- What is expected
Go through the data below. Pull out every line that has the word "title".

[Data records]

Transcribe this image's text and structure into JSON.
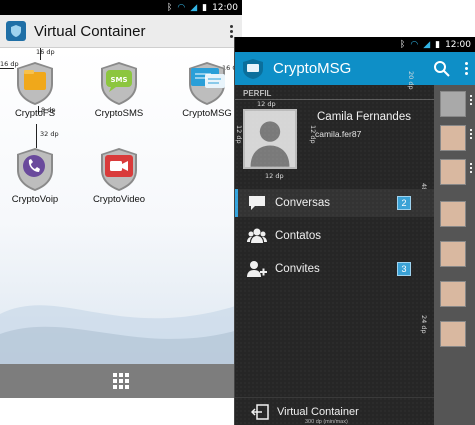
{
  "statusbar": {
    "time": "12:00",
    "icons": [
      "bluetooth-icon",
      "wifi-icon",
      "signal-icon",
      "battery-icon"
    ]
  },
  "launcher": {
    "title": "Virtual Container",
    "apps": [
      {
        "label": "CryptoFS",
        "icon": "folder-shield-icon",
        "color": "#f0a81a"
      },
      {
        "label": "CryptoSMS",
        "icon": "sms-shield-icon",
        "color": "#8cc63f"
      },
      {
        "label": "CryptoMSG",
        "icon": "chat-shield-icon",
        "color": "#2a9fd8"
      },
      {
        "label": "CryptoVoip",
        "icon": "phone-shield-icon",
        "color": "#6a4a9c"
      },
      {
        "label": "CryptoVideo",
        "icon": "video-shield-icon",
        "color": "#d93b3b"
      }
    ],
    "dimensions": {
      "top": "16 dp",
      "left": "16 dp",
      "below_icon": "8 dp",
      "row_gap": "32 dp",
      "right": "16 C"
    },
    "bottom_bar": {
      "icon": "app-grid-icon"
    }
  },
  "messenger": {
    "title": "CryptoMSG",
    "section": "PERFIL",
    "profile": {
      "name": "Camila Fernandes",
      "username": "camila.fer87"
    },
    "menu": [
      {
        "label": "Conversas",
        "icon": "chat-bubble-icon",
        "badge": "2",
        "active": true
      },
      {
        "label": "Contatos",
        "icon": "group-icon",
        "badge": "",
        "active": false
      },
      {
        "label": "Convites",
        "icon": "add-contact-icon",
        "badge": "3",
        "active": false
      }
    ],
    "footer": {
      "label": "Virtual Container",
      "icon": "exit-icon"
    },
    "dimensions": {
      "header_right": "20 dp",
      "avatar_top": "12 dp",
      "avatar_left": "12 dp",
      "avatar_right": "12 dp",
      "avatar_bottom": "12 dp",
      "item_height": "48 dp",
      "item_gap": "24 dp"
    },
    "footnote": "300 dp (min/max)"
  },
  "colors": {
    "accent": "#0e8fc7",
    "badge": "#3aa2d6",
    "drawer_bg": "#262626"
  }
}
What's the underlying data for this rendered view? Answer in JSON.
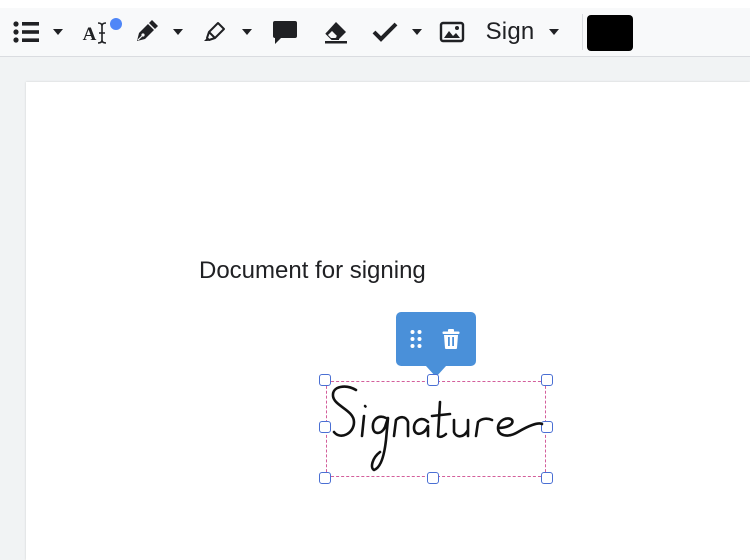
{
  "toolbar": {
    "tools": [
      {
        "name": "list-icon"
      },
      {
        "name": "text-icon",
        "label": "A"
      },
      {
        "name": "pen-icon"
      },
      {
        "name": "highlighter-icon"
      },
      {
        "name": "comment-icon"
      },
      {
        "name": "eraser-icon"
      },
      {
        "name": "checkmark-icon"
      },
      {
        "name": "image-icon"
      }
    ],
    "sign_label": "Sign",
    "current_color": "#000000",
    "badge_color": "#4f86f7"
  },
  "document": {
    "text": "Document for signing"
  },
  "signature": {
    "text": "Signature",
    "selection_color": "#d35f9b",
    "popover_color": "#4a90d9"
  }
}
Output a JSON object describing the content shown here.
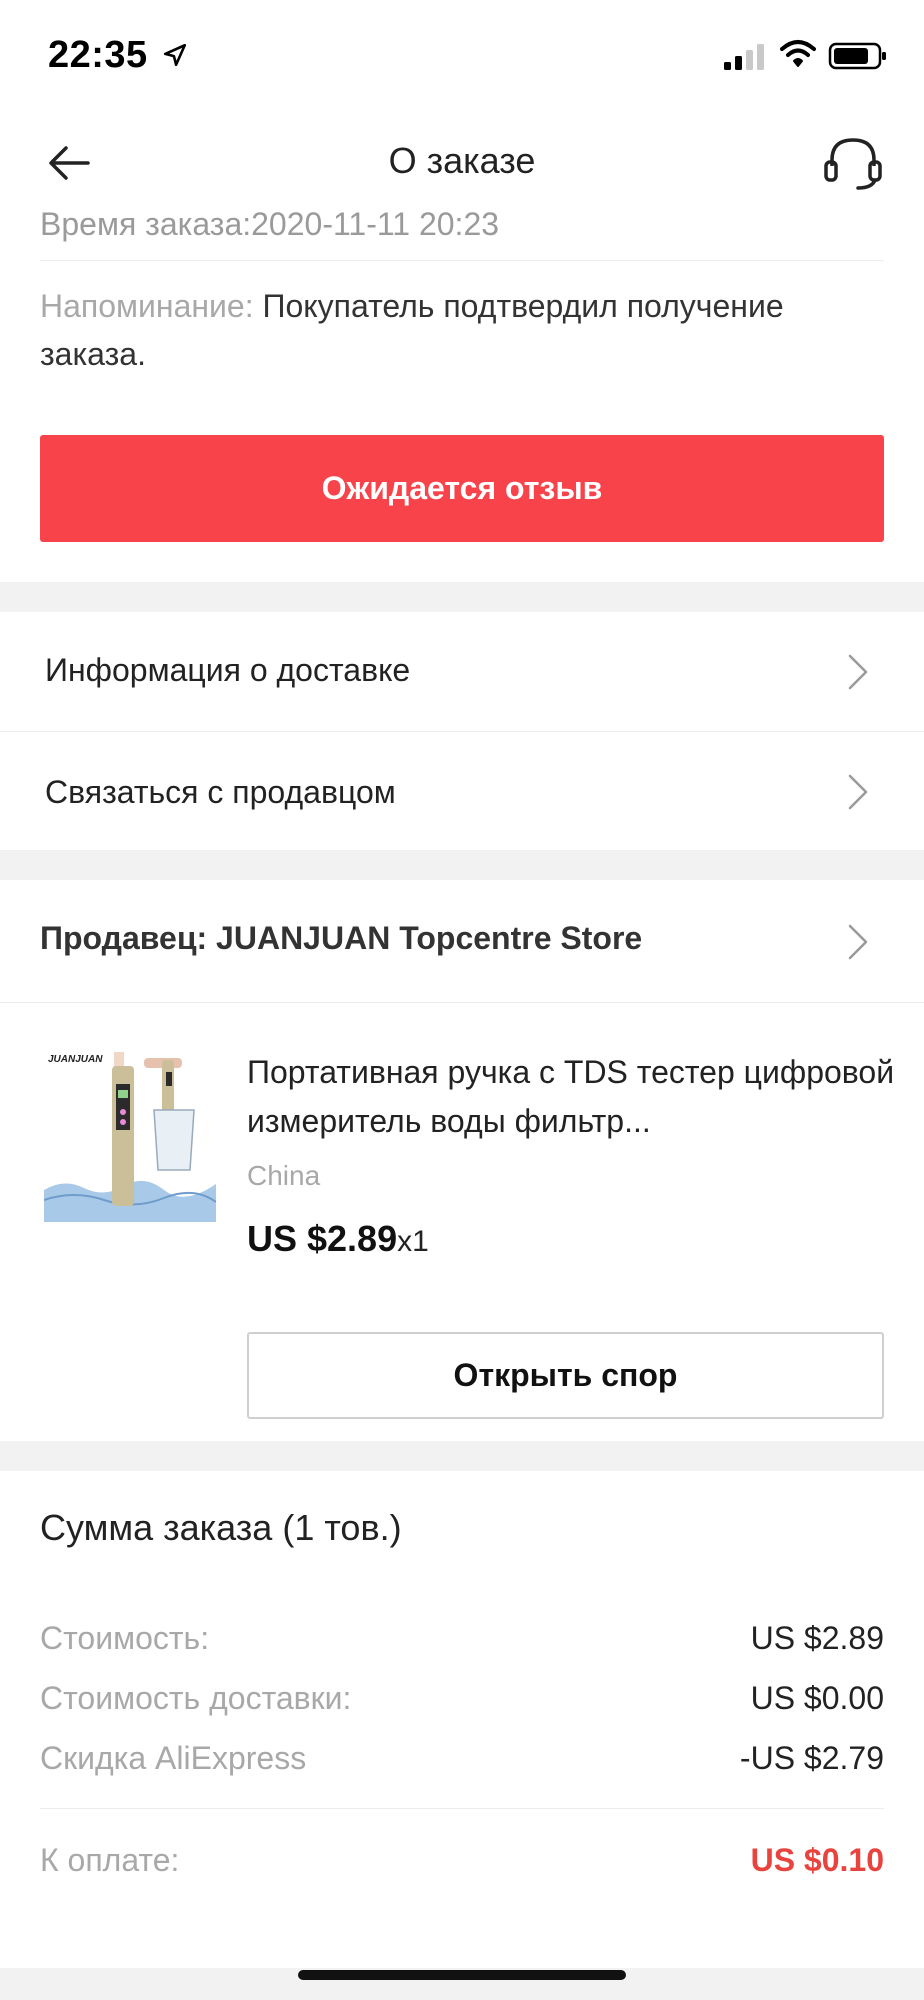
{
  "status_bar": {
    "time": "22:35",
    "icons": [
      "location-arrow-icon",
      "signal-icon",
      "wifi-icon",
      "battery-icon"
    ]
  },
  "nav": {
    "title": "О заказе",
    "back_icon": "back-arrow-icon",
    "support_icon": "headset-icon"
  },
  "order": {
    "time_text": "Время заказа:2020-11-11 20:23",
    "reminder_label": "Напоминание:",
    "reminder_text": "Покупатель подтвердил получение заказа.",
    "review_button": "Ожидается отзыв"
  },
  "menu": {
    "delivery_info": "Информация о доставке",
    "contact_seller": "Связаться с продавцом",
    "seller": "Продавец: JUANJUAN Topcentre Store"
  },
  "product": {
    "image_brand_text": "JUANJUAN",
    "title": "Портативная ручка с TDS тестер цифровой измеритель воды фильтр...",
    "origin": "China",
    "price": "US $2.89",
    "quantity": "x1",
    "dispute_button": "Открыть спор"
  },
  "summary": {
    "title": "Сумма заказа (1 тов.)",
    "cost_label": "Стоимость:",
    "cost_value": "US $2.89",
    "shipping_label": "Стоимость доставки:",
    "shipping_value": "US $0.00",
    "discount_label": "Скидка AliExpress",
    "discount_value": "-US $2.79",
    "total_label": "К оплате:",
    "total_value": "US $0.10"
  },
  "colors": {
    "accent_red": "#f8434a",
    "total_red": "#e8433d",
    "gap_gray": "#f2f2f2"
  }
}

- Solution to the exercise
    "title": "Virtual Container",
    "title": "CryptoMSG",
    "title": "О заказе",
    "title": "Портативная ручка с TDS тестер цифровой измеритель воды фильтр...",
    "title": "Сумма заказа (1 тов.)",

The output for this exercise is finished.